§ WORK TO DO
A. Summarize the article on going off-grid in two sentences.
B. Quote the article on going off-grid word for word, beginning at the words "Hattingh said fewer" and stopping after "for most households.".

§ PAGE EXTRACT
_ _ _ _ _
Goodbye Eskom — The truth about going off-grid

The severe load-shedding that South Africa has endured in the past few months has many more households threatening to go entirely off-grid, but the reality is that kicking Eskom to the curb is no simple or cheap endeavour.

Christiaan Hattingh, managing director at solar systems provider AWPower, told MyBroadband the company had observed some interesting trends following the September re-emergence of stage 6 load-shedding.

Hattingh said fewer people were buying backup power solutions as “grudge purchases” out of impulsive anger over load-shedding.

Instead, many of the more calculated planners had realised load-shedding would remain a reality for the foreseeable future and were pulling the trigger on self-generation.

But Hattingh has maintained his previous stance that going totally off-grid was simply out of reach for most households.

“In our experience, specifying solar panels, generators, and battery storage that provide complete grid independence is too expensive to be practical for most small businesses or homes,” he explained.

Oversizing is the name of the game

The cost is prohibitive because going completely off-grid requires an oversized system to compensate for the fluctuation in solar availability, even in a country with plenty of sunshine.

During prolonged periods of cloud cover, especially problematic during Cape Town’s winters or days-long thunderstorm activity in the northern parts of the country, solar efficiency can dip as low as 15%.

“Off-grid means you have to spec for the worst-case scenario, unless you have an alternative like a generator to cover that shortfall,” Hattingh said. “Whatever you think you need — you need more than double, triple, quadruple.”

If you are dead set on saying goodbye to Eskom, you can expect to spend around R700,000 to power a home with around 1,200kWh of monthly usage with full self-generation.

But if you are willing to get only 2-5% of your power from Eskom, that cost decreases dramatically.

However, Hattingh said giving an average figure of how much a semi-off-grid system would cost was complicated, as there were many variables to consider.

The number of rooms or residents in a house does not directly translate into higher overall usage, because several energy-conscious users can live off much less electricity than a handful of electricity wasters.
_ _ _ _ _
Annotated element entries:

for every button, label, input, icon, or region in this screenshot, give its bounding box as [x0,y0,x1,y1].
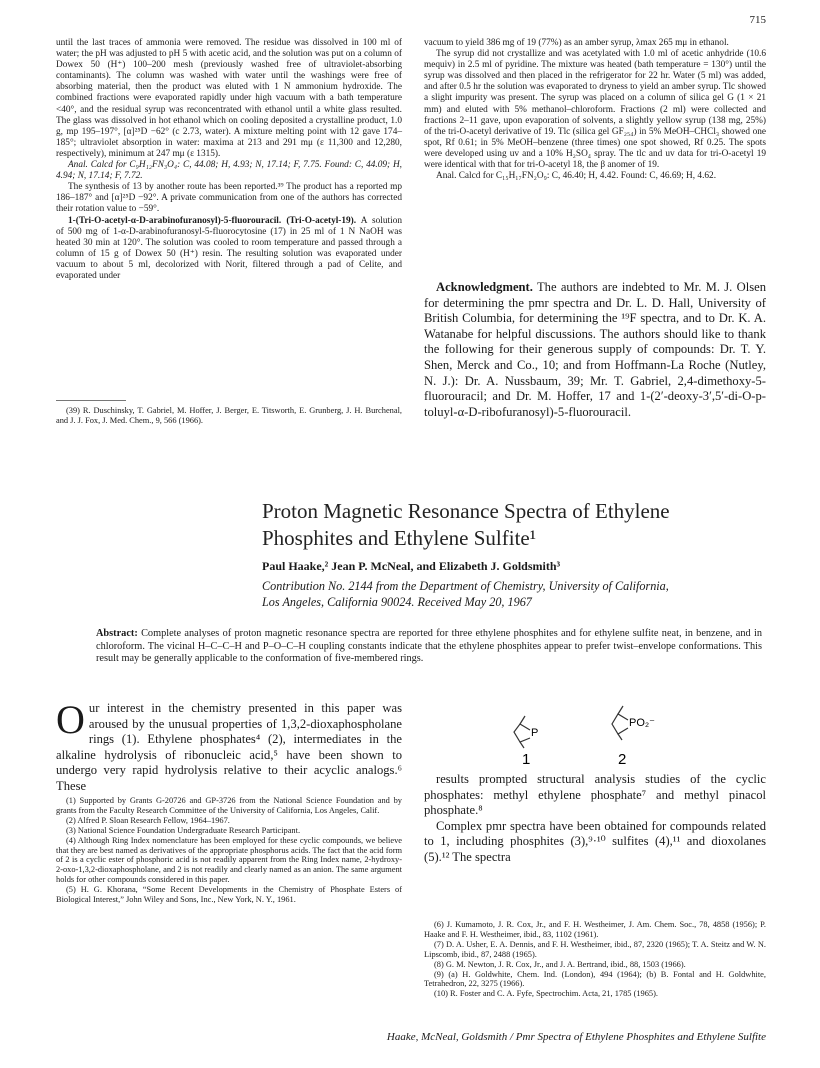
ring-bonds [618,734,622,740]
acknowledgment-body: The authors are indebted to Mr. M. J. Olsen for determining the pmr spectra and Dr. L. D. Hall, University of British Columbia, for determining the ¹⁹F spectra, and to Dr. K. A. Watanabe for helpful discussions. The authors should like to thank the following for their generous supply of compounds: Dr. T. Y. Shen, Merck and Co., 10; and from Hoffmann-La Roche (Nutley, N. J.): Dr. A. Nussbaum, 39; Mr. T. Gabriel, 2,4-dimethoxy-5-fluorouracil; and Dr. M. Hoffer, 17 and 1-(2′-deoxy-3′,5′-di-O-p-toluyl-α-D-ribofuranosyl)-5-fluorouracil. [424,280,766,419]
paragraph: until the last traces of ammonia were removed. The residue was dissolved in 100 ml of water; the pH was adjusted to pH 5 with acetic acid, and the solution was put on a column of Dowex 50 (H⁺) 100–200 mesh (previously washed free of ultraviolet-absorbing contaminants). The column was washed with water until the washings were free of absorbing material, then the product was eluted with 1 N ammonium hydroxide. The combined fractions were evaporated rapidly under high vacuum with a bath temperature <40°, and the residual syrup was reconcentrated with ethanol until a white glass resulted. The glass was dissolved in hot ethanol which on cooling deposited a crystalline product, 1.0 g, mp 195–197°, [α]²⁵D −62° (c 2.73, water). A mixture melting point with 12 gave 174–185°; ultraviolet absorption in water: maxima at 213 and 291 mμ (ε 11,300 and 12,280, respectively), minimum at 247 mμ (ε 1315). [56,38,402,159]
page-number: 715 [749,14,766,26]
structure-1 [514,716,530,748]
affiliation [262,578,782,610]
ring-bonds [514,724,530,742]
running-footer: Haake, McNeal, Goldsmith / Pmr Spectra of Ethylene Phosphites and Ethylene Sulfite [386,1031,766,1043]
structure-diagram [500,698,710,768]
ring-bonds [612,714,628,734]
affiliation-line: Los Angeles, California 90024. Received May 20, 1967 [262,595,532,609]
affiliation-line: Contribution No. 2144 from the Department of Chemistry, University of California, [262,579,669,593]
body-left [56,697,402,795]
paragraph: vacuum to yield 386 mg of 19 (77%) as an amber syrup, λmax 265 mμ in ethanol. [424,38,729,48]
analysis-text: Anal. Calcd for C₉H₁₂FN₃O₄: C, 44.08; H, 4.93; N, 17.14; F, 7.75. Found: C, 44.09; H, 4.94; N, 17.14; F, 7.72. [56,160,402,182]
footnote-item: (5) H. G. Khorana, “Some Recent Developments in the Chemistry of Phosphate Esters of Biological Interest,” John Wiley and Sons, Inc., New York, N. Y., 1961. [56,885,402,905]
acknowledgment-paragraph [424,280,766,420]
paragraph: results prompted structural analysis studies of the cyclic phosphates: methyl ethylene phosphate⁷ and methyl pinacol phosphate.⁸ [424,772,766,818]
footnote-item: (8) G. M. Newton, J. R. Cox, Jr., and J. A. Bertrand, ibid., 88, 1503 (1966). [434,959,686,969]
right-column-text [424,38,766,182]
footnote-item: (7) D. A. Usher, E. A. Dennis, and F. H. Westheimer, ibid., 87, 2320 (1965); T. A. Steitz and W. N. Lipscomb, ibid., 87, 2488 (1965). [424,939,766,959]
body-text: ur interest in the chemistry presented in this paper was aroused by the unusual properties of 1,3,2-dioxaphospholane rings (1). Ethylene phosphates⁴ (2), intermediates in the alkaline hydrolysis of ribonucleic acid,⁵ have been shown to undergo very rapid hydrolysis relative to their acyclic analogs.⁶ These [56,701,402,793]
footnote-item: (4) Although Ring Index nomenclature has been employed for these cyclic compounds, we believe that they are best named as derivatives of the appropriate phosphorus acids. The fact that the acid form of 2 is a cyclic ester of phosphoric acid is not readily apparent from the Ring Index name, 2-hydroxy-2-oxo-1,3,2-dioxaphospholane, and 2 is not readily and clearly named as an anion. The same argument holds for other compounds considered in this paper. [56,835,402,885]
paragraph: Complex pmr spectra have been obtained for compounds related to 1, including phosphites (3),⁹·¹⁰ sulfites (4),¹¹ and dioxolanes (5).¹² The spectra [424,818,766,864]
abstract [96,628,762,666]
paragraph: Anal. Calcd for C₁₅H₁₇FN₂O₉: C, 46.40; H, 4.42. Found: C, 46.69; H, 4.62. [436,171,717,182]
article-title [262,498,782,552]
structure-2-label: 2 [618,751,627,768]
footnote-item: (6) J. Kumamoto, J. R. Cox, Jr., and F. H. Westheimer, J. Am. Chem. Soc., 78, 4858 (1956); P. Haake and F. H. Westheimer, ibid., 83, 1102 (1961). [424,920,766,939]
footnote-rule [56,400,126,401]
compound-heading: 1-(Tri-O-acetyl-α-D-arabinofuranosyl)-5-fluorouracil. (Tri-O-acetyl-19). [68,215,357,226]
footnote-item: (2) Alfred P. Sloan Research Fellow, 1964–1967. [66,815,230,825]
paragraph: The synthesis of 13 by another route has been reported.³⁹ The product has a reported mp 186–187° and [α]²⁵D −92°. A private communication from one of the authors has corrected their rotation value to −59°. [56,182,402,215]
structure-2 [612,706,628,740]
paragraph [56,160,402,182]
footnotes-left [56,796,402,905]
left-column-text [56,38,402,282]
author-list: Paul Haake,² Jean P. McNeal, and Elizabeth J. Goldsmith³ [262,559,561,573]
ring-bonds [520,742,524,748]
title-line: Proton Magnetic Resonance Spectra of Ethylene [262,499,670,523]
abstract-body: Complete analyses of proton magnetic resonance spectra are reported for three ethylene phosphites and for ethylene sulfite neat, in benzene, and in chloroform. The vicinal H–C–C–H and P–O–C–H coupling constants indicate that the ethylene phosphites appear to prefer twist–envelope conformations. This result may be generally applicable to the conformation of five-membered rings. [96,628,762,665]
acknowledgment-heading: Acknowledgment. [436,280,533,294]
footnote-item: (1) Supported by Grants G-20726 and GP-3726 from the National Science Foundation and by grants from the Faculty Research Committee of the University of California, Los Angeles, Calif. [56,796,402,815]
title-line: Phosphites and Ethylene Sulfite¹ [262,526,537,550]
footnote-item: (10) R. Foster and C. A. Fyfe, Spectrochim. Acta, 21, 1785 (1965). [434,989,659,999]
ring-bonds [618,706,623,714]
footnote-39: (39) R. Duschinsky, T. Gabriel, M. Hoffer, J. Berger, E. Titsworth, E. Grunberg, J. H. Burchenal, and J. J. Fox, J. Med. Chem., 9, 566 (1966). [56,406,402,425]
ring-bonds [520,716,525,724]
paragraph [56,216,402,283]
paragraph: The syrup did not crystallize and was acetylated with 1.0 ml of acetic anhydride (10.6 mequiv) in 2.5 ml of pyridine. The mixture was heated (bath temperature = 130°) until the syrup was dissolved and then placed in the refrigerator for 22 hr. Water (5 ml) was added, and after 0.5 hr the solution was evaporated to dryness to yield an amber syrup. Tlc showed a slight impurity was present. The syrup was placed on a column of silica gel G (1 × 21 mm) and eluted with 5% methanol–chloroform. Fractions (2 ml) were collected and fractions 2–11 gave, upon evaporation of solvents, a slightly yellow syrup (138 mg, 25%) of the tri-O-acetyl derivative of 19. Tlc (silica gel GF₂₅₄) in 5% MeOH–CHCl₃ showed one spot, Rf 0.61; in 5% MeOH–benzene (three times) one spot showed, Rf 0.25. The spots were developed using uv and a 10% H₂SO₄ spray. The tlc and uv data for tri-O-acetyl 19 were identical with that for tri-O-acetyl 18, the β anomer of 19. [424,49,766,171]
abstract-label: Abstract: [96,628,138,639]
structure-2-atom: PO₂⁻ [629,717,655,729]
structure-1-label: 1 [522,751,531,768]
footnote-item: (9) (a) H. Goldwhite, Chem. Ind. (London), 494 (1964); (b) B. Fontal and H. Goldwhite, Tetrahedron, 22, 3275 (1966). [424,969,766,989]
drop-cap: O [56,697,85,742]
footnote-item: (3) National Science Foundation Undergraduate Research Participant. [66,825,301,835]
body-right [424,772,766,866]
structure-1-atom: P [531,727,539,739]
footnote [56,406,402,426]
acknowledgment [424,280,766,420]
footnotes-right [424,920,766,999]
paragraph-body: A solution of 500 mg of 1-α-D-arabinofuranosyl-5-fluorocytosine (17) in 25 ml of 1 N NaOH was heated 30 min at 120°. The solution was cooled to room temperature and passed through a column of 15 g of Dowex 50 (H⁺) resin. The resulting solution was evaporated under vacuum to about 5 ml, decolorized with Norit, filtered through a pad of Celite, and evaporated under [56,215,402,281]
_ _ _ _ _
§ EXERCISE SOLUTIONS
A. Severe load-shedding in South Africa has more households considering going entirely off-grid, but Christiaan Hattingh of AWPower maintains that complete grid independence is too expensive for most homes and small businesses because it requires an oversized system to cover dips in solar availability. Full self-generation for a home using around 1,200kWh a month costs around R700,000, though the cost decreases dramatically if the household is willing to get 2-5% of its power from Eskom.

B.
Hattingh said fewer people were buying backup power solutions as “grudge purchases” out of impulsive anger over load-shedding.

Instead, many of the more calculated planners had realised load-shedding would remain a reality for the foreseeable future and were pulling the trigger on self-generation.

But Hattingh has maintained his previous stance that going totally off-grid was simply out of reach for most households.